[Dataset items]
_____

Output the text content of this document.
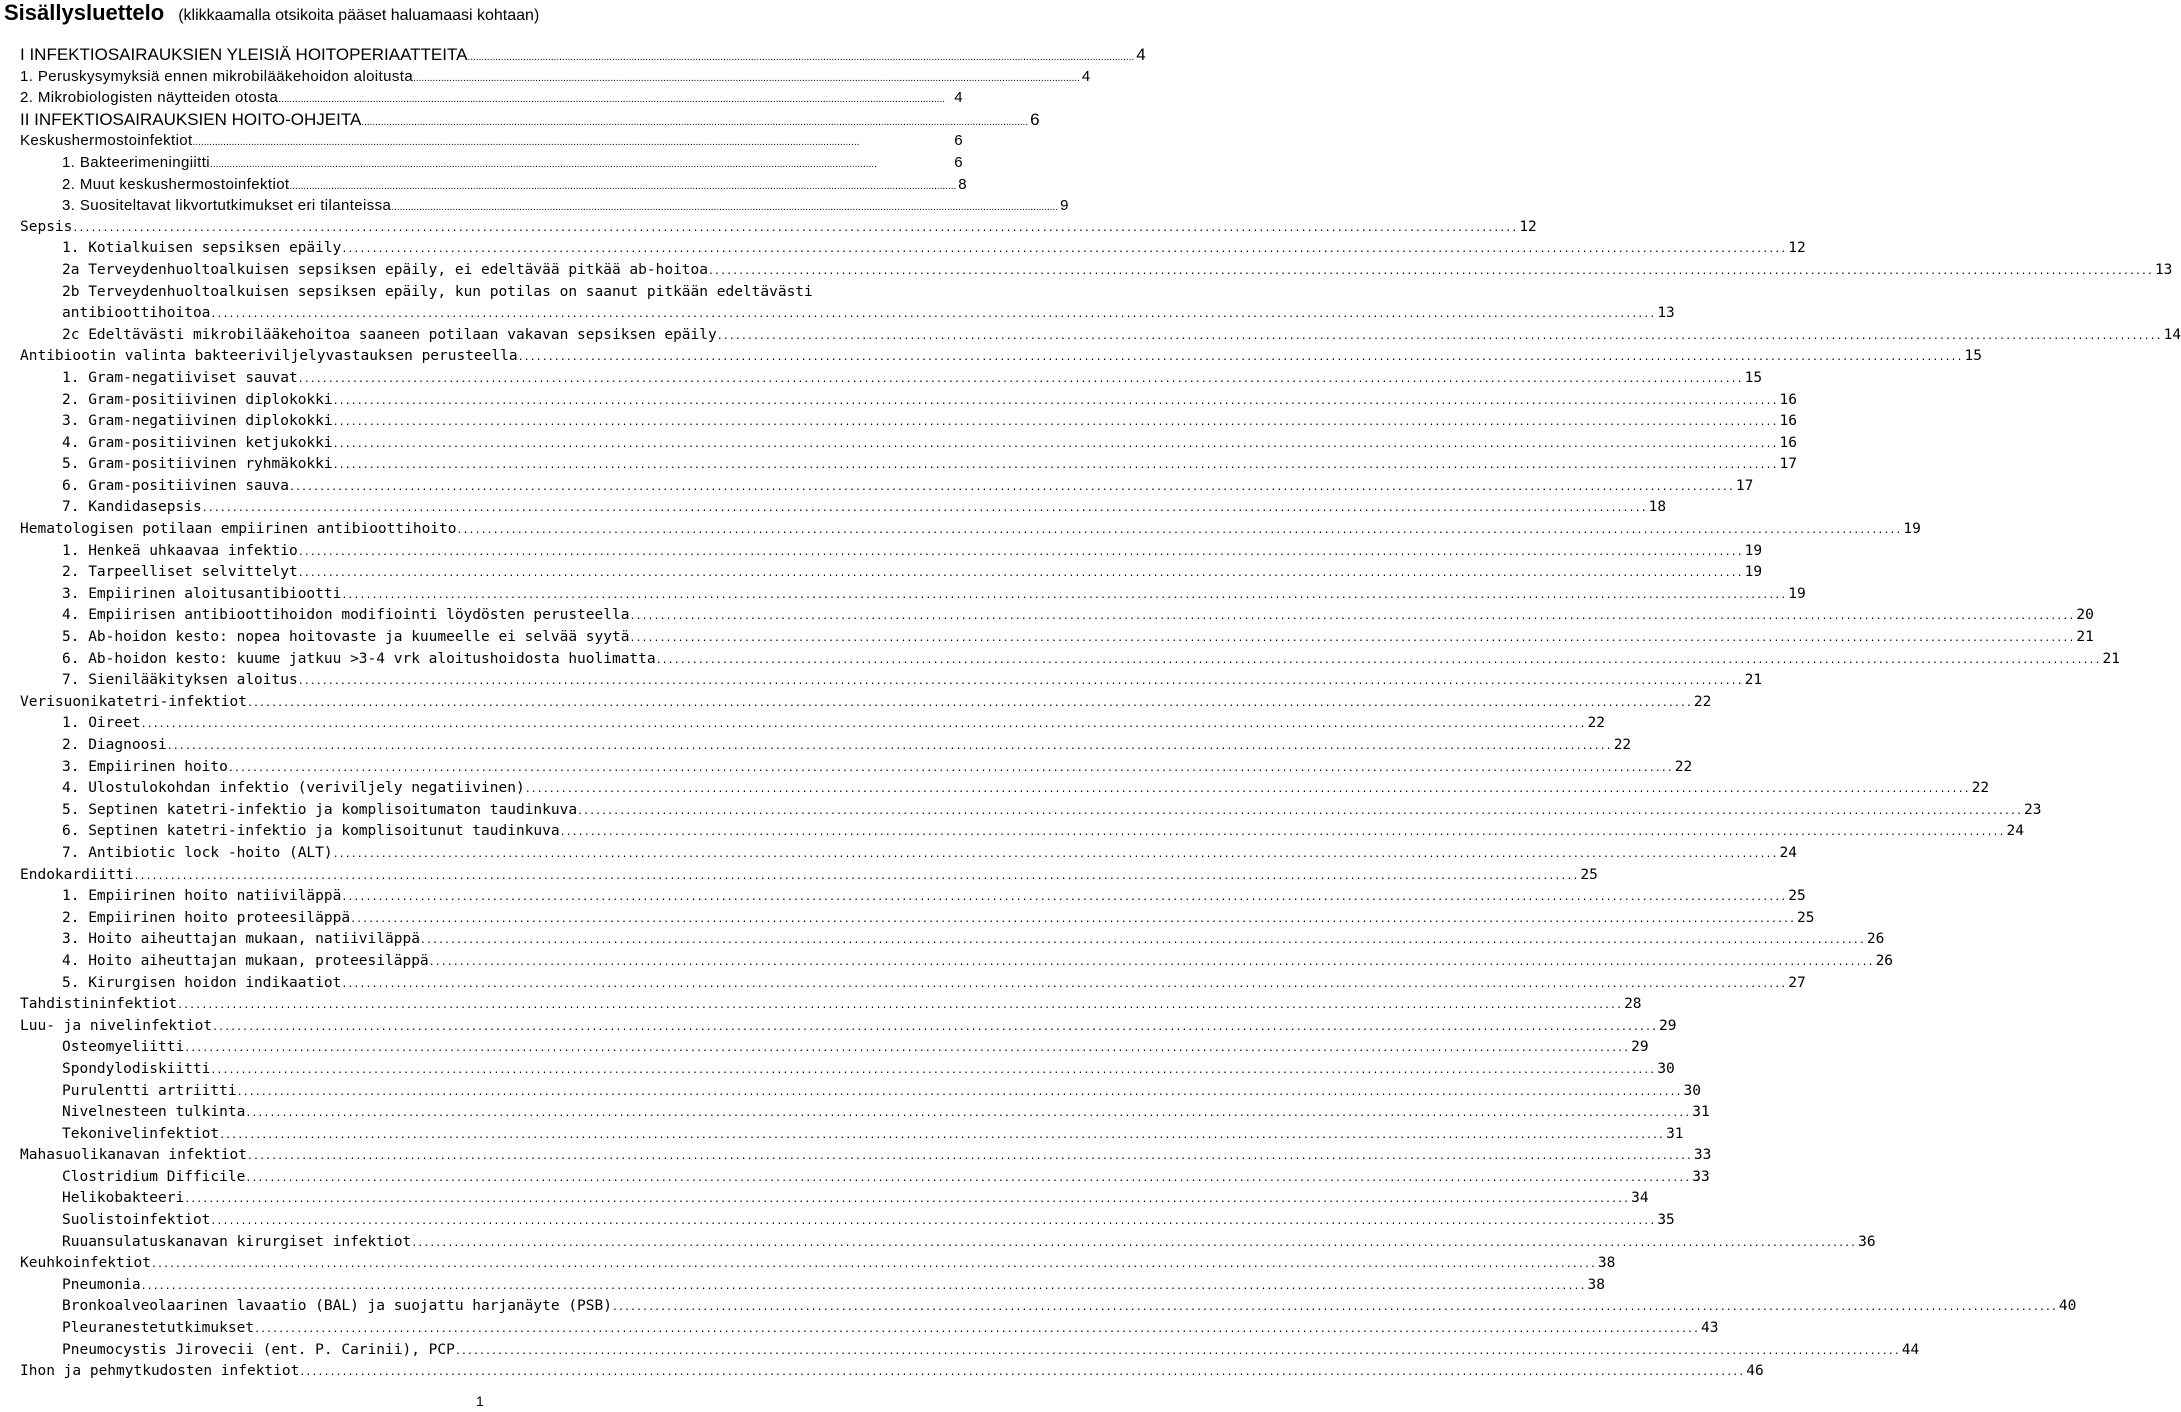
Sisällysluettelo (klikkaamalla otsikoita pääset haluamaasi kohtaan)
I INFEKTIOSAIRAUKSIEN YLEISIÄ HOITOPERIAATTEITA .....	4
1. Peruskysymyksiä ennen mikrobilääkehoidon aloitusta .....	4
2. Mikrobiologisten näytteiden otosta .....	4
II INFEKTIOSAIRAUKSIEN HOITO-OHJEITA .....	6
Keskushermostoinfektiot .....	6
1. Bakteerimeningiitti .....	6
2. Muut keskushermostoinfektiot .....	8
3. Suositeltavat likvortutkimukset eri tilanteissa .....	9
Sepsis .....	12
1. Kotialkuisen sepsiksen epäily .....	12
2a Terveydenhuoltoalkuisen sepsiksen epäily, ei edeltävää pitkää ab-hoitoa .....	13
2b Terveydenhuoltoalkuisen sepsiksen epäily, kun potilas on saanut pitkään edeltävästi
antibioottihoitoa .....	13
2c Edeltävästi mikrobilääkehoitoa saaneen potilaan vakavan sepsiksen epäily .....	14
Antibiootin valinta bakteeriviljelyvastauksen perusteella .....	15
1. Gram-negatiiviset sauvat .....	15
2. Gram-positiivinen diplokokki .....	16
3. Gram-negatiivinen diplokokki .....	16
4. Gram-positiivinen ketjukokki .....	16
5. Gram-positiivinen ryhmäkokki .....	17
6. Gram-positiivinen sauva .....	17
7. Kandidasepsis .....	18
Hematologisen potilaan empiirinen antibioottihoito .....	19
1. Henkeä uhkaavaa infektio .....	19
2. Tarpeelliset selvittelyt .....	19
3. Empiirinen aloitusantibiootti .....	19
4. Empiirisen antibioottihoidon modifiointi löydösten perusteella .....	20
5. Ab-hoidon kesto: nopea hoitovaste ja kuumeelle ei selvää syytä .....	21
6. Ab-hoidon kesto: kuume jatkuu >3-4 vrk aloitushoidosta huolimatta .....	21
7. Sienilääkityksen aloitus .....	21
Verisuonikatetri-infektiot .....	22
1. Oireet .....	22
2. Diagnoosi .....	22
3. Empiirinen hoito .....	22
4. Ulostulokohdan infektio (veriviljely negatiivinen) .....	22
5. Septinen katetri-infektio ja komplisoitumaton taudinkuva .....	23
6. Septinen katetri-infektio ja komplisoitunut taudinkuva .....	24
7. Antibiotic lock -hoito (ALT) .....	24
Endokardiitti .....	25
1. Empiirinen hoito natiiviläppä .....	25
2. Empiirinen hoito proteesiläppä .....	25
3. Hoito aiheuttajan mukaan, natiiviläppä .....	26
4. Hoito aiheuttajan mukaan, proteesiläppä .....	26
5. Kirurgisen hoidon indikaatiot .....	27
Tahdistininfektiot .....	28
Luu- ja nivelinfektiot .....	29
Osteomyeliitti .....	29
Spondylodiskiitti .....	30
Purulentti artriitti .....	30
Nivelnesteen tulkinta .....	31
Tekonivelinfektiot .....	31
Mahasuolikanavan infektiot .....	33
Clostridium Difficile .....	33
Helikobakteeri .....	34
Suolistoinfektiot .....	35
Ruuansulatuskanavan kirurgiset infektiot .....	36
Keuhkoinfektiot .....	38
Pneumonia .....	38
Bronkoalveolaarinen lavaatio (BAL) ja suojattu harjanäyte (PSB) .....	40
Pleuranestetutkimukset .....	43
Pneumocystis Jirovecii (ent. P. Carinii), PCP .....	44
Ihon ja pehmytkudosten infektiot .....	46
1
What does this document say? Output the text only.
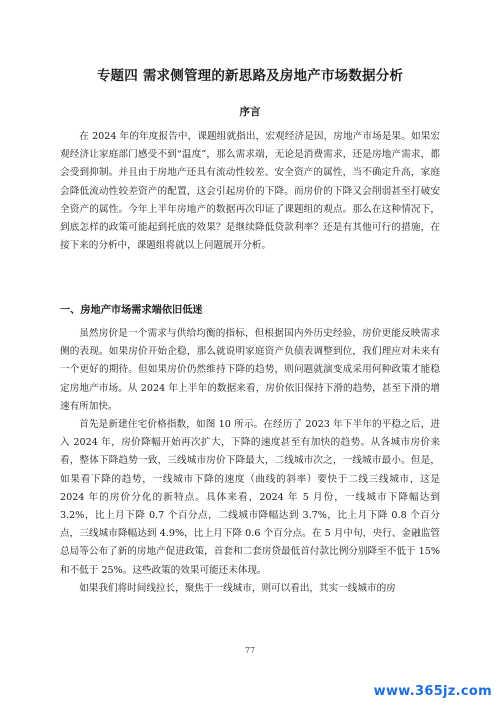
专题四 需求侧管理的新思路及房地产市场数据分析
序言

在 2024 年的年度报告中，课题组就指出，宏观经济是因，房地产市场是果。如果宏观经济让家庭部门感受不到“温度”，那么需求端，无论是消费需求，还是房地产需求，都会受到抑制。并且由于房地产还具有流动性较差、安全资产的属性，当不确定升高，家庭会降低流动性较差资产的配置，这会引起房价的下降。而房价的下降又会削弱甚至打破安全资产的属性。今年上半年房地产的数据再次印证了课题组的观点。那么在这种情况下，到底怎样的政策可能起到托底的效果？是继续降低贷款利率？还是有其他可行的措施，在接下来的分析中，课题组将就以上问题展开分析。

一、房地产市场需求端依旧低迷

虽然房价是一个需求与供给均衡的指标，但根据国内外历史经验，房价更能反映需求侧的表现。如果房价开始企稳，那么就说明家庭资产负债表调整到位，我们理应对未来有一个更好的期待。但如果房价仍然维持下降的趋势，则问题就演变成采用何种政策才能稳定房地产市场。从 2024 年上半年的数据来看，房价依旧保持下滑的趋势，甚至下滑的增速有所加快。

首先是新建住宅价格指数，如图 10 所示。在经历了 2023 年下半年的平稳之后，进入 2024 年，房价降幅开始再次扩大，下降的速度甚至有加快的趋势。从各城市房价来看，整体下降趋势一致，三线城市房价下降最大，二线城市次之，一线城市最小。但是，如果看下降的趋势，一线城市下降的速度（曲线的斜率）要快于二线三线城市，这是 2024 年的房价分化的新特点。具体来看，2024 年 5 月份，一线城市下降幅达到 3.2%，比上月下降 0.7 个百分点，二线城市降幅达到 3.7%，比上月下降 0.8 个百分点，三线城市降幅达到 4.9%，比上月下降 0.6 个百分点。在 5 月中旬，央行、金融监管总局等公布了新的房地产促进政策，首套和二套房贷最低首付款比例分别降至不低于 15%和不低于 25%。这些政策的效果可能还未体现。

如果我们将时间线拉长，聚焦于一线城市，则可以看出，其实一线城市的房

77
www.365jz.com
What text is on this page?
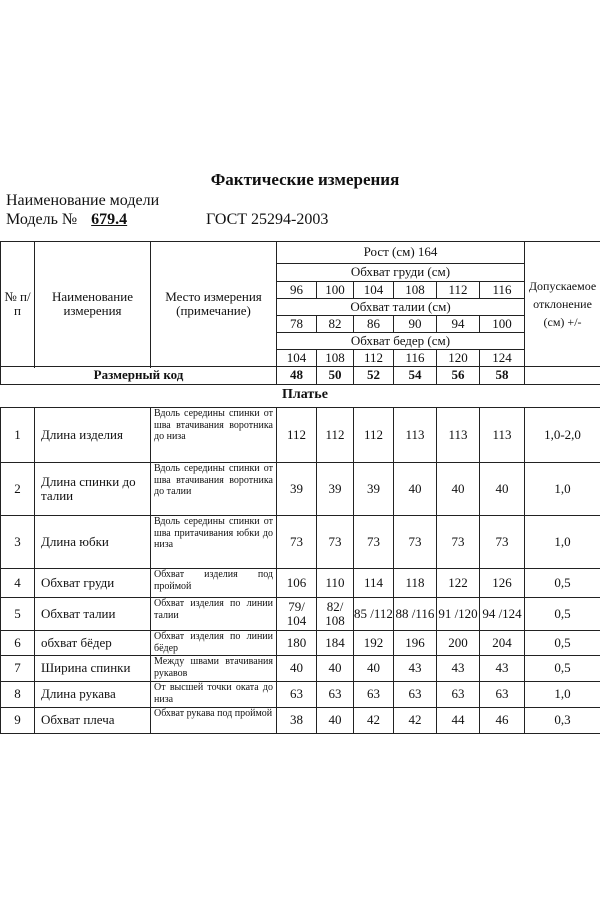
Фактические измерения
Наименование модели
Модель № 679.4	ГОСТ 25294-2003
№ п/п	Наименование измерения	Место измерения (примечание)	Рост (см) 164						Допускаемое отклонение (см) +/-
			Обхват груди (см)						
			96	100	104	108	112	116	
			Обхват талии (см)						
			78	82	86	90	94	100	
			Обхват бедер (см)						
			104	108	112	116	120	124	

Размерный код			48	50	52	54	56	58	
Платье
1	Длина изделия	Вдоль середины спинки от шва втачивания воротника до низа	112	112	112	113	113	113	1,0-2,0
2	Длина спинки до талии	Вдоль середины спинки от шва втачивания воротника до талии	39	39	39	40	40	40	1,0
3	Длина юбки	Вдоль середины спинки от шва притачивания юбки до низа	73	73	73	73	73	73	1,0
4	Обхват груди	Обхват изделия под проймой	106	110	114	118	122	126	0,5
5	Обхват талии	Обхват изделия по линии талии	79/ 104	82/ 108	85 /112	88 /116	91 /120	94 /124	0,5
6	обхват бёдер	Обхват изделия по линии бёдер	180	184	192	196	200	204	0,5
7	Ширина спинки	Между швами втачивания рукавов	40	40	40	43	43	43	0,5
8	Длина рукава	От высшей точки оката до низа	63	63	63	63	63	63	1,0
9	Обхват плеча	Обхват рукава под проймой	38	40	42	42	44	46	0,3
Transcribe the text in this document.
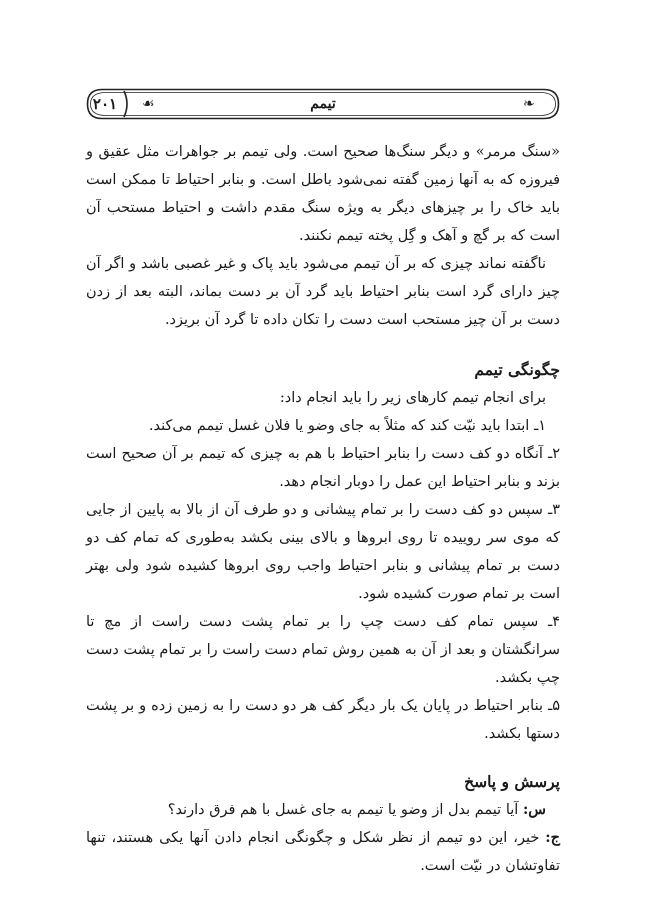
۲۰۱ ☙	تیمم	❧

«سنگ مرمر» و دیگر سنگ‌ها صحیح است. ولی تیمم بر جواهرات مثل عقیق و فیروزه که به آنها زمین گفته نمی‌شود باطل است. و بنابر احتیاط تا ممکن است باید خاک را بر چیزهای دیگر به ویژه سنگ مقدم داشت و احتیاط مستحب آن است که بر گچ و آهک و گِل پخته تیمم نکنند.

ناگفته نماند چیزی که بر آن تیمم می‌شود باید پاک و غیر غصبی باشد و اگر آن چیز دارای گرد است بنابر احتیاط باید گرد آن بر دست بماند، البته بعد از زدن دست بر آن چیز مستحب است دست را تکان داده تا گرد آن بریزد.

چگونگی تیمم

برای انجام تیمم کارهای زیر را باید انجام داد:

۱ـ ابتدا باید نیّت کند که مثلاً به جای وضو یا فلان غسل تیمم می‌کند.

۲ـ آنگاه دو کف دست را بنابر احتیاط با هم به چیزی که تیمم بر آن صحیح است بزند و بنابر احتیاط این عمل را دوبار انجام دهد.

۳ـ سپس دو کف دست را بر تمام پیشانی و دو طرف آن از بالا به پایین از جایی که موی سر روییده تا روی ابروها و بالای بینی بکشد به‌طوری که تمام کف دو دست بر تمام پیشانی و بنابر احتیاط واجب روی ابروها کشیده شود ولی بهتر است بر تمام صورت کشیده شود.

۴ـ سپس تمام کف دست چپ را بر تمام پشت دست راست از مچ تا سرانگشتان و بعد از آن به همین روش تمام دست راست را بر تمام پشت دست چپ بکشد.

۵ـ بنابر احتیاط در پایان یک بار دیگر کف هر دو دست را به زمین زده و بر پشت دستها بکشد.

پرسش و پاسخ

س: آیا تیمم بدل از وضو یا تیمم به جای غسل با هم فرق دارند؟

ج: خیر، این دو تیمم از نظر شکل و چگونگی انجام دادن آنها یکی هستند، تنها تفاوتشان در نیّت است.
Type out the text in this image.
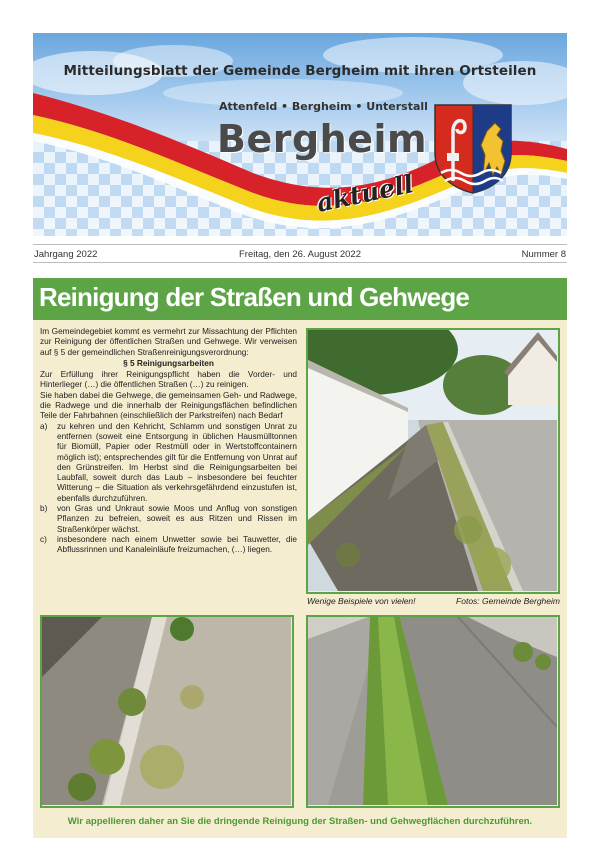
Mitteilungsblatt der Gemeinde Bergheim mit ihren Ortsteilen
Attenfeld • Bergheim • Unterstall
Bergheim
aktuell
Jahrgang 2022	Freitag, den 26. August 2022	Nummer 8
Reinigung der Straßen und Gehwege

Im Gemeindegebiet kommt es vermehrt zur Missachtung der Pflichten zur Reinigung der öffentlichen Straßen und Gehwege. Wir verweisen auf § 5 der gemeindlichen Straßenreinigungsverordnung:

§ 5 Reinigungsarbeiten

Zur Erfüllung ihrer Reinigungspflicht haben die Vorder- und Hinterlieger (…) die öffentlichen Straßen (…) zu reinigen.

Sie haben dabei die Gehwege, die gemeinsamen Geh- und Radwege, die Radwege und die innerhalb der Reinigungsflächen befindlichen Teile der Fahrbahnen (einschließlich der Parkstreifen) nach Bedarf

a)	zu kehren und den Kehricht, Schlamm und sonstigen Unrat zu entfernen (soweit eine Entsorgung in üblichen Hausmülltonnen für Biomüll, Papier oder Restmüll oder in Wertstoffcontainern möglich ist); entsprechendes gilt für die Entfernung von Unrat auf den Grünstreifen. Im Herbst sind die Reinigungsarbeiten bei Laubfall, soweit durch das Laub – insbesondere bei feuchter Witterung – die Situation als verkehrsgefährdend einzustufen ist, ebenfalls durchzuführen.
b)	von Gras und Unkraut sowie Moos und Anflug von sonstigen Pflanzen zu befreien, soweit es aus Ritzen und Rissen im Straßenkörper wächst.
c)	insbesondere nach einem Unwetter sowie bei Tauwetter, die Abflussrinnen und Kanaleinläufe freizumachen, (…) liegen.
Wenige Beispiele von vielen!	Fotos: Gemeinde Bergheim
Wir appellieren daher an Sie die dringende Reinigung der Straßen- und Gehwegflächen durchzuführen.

_____

**INSTRUCTION:** Scan the listing above for the word "mukaan" and show each line where it is found.

**SOLUTION TO THIS TASK:**
3. Hoito aiheuttajan mukaan, natiiviläppä .....	26
4. Hoito aiheuttajan mukaan, proteesiläppä .....	26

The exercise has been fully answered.